▶ _Task inputs_:
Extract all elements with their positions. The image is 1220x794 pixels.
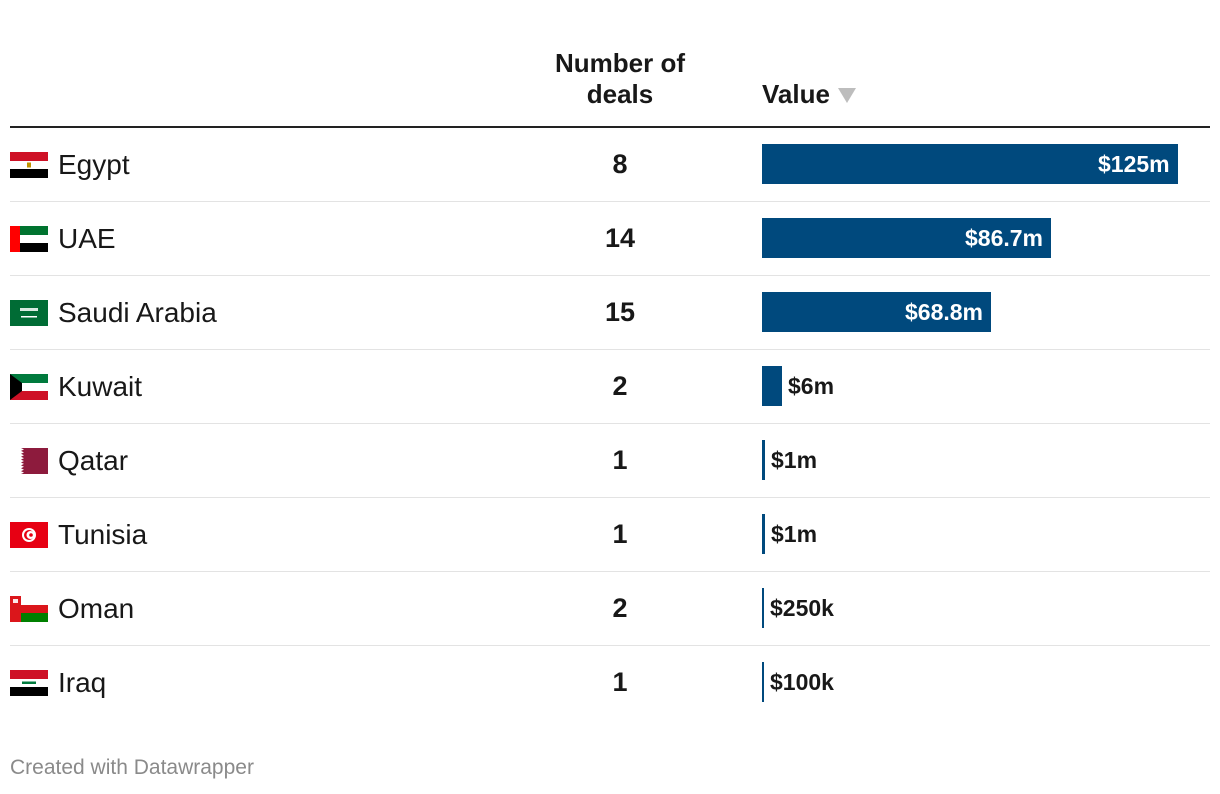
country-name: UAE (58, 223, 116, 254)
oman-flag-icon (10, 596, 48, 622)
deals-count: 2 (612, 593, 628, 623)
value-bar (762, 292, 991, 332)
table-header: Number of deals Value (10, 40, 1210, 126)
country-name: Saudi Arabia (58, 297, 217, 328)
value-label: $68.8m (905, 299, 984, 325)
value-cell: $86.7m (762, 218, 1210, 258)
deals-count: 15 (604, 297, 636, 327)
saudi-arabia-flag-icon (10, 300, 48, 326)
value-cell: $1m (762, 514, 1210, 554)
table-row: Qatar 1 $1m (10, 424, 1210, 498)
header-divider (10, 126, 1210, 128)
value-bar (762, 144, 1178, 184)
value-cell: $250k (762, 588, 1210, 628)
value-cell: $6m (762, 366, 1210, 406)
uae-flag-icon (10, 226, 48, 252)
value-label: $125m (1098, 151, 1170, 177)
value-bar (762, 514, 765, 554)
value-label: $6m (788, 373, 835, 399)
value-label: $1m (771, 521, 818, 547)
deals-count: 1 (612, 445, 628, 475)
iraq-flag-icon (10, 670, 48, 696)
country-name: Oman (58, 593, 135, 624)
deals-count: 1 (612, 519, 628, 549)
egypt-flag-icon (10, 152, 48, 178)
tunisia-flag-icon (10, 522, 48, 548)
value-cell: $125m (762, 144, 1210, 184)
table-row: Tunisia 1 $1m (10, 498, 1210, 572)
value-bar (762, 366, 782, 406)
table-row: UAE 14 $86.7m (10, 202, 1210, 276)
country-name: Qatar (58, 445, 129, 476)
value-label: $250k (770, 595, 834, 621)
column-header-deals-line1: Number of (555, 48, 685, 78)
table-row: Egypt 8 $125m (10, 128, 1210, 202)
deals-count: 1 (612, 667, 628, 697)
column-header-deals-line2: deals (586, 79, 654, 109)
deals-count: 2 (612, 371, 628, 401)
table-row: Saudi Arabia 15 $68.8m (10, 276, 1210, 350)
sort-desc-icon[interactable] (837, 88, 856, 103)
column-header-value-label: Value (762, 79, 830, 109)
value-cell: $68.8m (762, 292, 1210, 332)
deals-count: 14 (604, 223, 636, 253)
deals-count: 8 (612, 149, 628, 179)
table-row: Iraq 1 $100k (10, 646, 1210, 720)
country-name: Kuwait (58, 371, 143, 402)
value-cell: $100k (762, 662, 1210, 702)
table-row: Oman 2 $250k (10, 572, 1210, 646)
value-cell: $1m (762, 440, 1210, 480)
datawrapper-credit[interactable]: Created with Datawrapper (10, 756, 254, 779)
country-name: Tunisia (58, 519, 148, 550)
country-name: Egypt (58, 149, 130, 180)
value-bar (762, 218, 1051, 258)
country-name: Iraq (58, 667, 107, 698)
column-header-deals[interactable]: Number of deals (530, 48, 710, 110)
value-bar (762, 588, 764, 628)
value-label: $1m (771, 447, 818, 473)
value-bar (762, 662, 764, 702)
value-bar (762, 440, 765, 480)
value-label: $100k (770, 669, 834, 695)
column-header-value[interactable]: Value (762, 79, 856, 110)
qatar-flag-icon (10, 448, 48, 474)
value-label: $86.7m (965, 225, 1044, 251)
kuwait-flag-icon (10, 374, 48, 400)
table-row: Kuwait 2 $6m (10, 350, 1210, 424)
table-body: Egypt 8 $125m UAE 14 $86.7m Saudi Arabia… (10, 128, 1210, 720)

▶ _What is expected_: Copy all of the lines above word for word, but drop the pictures from your copy.

▶ _The answer_:
Extract all elements with their positions. The image is 1220x794 pixels.
country-name: UAE (58, 223, 116, 254)
oman-flag-icon (10, 596, 48, 622)
deals-count: 2 (612, 593, 628, 623)
value-bar (762, 292, 991, 332)
table-header: Number of deals Value (10, 40, 1210, 126)
country-name: Saudi Arabia (58, 297, 217, 328)
value-label: $68.8m (905, 299, 984, 325)
value-cell: $86.7m (762, 218, 1210, 258)
deals-count: 15 (604, 297, 636, 327)
saudi-arabia-flag-icon (10, 300, 48, 326)
value-cell: $1m (762, 514, 1210, 554)
table-row: Qatar 1 $1m (10, 424, 1210, 498)
header-divider (10, 126, 1210, 128)
value-bar (762, 144, 1178, 184)
value-cell: $250k (762, 588, 1210, 628)
value-cell: $6m (762, 366, 1210, 406)
uae-flag-icon (10, 226, 48, 252)
value-label: $125m (1098, 151, 1170, 177)
value-bar (762, 514, 765, 554)
value-label: $6m (788, 373, 835, 399)
value-label: $1m (771, 521, 818, 547)
deals-count: 1 (612, 445, 628, 475)
iraq-flag-icon (10, 670, 48, 696)
country-name: Oman (58, 593, 135, 624)
deals-count: 1 (612, 519, 628, 549)
egypt-flag-icon (10, 152, 48, 178)
tunisia-flag-icon (10, 522, 48, 548)
value-cell: $125m (762, 144, 1210, 184)
table-row: Tunisia 1 $1m (10, 498, 1210, 572)
value-bar (762, 366, 782, 406)
table-row: UAE 14 $86.7m (10, 202, 1210, 276)
country-name: Qatar (58, 445, 129, 476)
value-label: $250k (770, 595, 834, 621)
column-header-deals-line1: Number of (555, 48, 685, 78)
table-row: Egypt 8 $125m (10, 128, 1210, 202)
deals-count: 1 (612, 667, 628, 697)
column-header-deals-line2: deals (586, 79, 654, 109)
deals-count: 2 (612, 371, 628, 401)
table-row: Saudi Arabia 15 $68.8m (10, 276, 1210, 350)
sort-desc-icon[interactable] (837, 88, 856, 103)
column-header-value-label: Value (762, 79, 830, 109)
value-cell: $68.8m (762, 292, 1210, 332)
deals-count: 14 (604, 223, 636, 253)
deals-count: 8 (612, 149, 628, 179)
table-row: Iraq 1 $100k (10, 646, 1210, 720)
country-name: Kuwait (58, 371, 143, 402)
value-cell: $100k (762, 662, 1210, 702)
table-row: Oman 2 $250k (10, 572, 1210, 646)
value-cell: $1m (762, 440, 1210, 480)
datawrapper-credit[interactable]: Created with Datawrapper (10, 756, 254, 779)
country-name: Tunisia (58, 519, 148, 550)
country-name: Egypt (58, 149, 130, 180)
value-bar (762, 218, 1051, 258)
country-name: Iraq (58, 667, 107, 698)
column-header-deals[interactable]: Number of deals (530, 48, 710, 110)
value-bar (762, 588, 764, 628)
value-label: $1m (771, 447, 818, 473)
value-bar (762, 662, 764, 702)
value-bar (762, 440, 765, 480)
value-label: $100k (770, 669, 834, 695)
column-header-value[interactable]: Value (762, 79, 856, 110)
qatar-flag-icon (10, 448, 48, 474)
value-label: $86.7m (965, 225, 1044, 251)
kuwait-flag-icon (10, 374, 48, 400)
table-row: Kuwait 2 $6m (10, 350, 1210, 424)
table-body: Egypt 8 $125m UAE 14 $86.7m Saudi Arabia… (10, 128, 1210, 720)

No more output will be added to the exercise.